WHAT THE EXERCISE ASKS:
Extract each line from the entries below that has the string "Sign" in it.

— start of INPUT MATERIAL —

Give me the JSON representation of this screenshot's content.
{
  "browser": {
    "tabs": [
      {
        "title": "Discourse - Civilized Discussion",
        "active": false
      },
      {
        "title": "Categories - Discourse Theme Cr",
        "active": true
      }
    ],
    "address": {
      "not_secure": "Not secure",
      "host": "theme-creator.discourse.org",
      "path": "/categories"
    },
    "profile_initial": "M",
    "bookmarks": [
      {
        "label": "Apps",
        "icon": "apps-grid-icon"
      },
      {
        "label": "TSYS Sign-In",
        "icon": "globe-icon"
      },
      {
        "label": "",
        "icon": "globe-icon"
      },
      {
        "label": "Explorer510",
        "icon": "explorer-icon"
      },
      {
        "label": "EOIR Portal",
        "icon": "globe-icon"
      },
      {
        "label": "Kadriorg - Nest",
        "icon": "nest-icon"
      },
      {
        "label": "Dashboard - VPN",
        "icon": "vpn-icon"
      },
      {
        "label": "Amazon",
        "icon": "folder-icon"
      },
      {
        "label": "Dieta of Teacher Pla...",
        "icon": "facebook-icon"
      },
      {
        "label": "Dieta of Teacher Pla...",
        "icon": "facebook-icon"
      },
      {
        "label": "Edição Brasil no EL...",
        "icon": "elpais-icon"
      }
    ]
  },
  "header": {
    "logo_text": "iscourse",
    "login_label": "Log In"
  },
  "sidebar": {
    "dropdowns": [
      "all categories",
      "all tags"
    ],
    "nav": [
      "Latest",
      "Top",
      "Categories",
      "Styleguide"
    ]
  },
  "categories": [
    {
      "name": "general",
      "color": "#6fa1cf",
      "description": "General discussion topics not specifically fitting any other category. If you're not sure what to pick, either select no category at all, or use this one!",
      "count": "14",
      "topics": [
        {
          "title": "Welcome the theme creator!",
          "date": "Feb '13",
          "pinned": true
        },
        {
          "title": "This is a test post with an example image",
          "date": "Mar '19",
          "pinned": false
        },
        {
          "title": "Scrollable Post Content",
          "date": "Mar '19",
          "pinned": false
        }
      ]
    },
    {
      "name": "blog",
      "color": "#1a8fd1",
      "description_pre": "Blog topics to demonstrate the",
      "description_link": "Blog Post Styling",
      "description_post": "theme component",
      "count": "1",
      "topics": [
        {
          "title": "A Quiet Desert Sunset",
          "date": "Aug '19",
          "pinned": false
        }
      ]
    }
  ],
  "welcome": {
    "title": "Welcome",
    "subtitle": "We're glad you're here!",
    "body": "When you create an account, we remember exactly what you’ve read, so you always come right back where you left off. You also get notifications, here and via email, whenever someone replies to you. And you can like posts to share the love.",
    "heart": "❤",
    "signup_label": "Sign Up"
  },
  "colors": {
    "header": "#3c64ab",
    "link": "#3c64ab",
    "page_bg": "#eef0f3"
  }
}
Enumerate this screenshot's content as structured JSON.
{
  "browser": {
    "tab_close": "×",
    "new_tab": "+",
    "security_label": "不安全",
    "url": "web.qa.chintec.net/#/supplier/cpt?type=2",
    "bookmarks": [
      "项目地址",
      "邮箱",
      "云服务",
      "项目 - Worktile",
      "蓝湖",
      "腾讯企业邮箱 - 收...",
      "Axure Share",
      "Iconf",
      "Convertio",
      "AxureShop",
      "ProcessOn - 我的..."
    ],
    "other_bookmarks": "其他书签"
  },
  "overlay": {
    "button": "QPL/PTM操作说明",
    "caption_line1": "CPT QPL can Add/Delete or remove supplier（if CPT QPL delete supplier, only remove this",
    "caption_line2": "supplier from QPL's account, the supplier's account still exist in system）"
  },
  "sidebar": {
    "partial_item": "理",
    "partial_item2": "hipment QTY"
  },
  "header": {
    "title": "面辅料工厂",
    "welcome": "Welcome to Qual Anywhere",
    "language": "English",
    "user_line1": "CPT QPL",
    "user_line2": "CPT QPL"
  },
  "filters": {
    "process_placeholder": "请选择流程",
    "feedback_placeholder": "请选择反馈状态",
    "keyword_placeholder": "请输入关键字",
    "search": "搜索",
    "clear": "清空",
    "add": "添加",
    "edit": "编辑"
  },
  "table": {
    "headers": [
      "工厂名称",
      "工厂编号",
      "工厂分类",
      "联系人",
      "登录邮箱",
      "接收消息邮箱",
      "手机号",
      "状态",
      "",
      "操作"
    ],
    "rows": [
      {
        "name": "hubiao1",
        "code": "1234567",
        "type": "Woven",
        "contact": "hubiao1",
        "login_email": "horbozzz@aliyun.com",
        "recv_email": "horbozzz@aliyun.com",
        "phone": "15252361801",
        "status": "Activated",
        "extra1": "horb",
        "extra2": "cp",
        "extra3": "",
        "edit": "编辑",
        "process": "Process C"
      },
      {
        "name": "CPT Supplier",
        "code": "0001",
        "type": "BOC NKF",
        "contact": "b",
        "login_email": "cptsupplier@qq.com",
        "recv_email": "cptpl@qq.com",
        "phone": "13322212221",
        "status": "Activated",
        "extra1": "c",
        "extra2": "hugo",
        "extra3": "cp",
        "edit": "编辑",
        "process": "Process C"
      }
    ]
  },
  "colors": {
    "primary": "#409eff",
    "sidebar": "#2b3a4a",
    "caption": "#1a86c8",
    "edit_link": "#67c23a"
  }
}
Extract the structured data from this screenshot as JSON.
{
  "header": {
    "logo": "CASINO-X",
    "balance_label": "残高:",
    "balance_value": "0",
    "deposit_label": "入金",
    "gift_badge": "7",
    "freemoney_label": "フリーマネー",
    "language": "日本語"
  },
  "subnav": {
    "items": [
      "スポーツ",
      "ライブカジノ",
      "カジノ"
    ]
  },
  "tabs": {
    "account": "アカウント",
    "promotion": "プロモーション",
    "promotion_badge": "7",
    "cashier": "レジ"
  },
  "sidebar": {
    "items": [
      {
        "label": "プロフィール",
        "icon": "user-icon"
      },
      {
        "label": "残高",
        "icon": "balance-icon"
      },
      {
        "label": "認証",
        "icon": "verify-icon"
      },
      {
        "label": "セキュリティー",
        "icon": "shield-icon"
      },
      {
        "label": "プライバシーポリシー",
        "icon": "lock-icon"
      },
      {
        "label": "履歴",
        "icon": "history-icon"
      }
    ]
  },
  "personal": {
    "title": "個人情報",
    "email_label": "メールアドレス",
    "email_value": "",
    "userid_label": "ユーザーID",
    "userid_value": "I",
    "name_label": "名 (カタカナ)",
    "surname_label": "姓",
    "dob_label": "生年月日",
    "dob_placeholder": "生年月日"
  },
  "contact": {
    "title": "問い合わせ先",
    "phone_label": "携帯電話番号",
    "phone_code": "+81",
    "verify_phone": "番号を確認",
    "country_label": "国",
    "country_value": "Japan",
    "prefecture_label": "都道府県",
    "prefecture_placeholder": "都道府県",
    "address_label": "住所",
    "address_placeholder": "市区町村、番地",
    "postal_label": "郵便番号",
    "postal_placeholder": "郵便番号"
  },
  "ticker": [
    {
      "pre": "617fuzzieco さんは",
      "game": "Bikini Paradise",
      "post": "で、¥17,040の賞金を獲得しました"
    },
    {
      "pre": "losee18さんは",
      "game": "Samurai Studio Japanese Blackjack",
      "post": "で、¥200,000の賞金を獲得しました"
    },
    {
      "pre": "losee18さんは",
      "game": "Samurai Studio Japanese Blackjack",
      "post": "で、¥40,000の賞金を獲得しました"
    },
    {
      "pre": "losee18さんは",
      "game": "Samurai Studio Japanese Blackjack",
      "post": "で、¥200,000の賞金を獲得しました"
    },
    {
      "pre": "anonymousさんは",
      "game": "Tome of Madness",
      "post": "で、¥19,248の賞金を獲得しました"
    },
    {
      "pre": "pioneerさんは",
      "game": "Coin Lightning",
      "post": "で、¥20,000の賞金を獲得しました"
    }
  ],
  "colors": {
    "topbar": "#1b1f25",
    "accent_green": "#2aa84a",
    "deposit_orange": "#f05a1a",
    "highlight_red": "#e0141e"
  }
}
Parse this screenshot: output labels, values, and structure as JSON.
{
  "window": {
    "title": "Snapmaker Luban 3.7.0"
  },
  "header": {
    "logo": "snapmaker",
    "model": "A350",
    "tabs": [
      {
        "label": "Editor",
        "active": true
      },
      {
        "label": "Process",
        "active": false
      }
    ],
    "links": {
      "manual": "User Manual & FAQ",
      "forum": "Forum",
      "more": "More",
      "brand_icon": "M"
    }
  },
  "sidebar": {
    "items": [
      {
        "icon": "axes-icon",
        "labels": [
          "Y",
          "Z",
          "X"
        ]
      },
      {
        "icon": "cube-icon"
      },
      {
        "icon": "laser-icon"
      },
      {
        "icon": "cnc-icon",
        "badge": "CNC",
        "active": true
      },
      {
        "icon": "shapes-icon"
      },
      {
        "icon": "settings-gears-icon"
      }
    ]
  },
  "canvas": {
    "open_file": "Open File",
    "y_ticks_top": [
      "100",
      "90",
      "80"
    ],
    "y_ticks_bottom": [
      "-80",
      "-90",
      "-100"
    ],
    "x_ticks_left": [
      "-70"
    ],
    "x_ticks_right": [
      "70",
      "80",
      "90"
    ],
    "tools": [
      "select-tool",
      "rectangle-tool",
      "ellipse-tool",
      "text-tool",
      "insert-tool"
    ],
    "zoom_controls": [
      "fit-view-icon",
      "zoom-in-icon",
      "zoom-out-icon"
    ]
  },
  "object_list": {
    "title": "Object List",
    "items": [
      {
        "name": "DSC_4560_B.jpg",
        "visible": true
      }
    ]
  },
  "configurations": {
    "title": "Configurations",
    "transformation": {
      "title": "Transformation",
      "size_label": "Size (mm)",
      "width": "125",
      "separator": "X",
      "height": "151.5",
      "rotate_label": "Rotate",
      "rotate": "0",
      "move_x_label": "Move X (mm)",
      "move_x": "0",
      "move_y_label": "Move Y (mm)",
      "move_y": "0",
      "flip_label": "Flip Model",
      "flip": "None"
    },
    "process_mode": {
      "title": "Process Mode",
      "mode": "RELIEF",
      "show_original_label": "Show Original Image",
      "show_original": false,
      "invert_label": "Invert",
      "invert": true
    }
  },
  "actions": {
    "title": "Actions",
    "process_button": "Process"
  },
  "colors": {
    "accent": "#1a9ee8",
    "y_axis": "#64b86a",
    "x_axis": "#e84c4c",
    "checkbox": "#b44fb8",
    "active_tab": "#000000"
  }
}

— end of INPUT MATERIAL —

SOLUTION TO THIS PROBLEM:
        "label": "TSYS Sign-In",
    "signup_label": "Sign Up"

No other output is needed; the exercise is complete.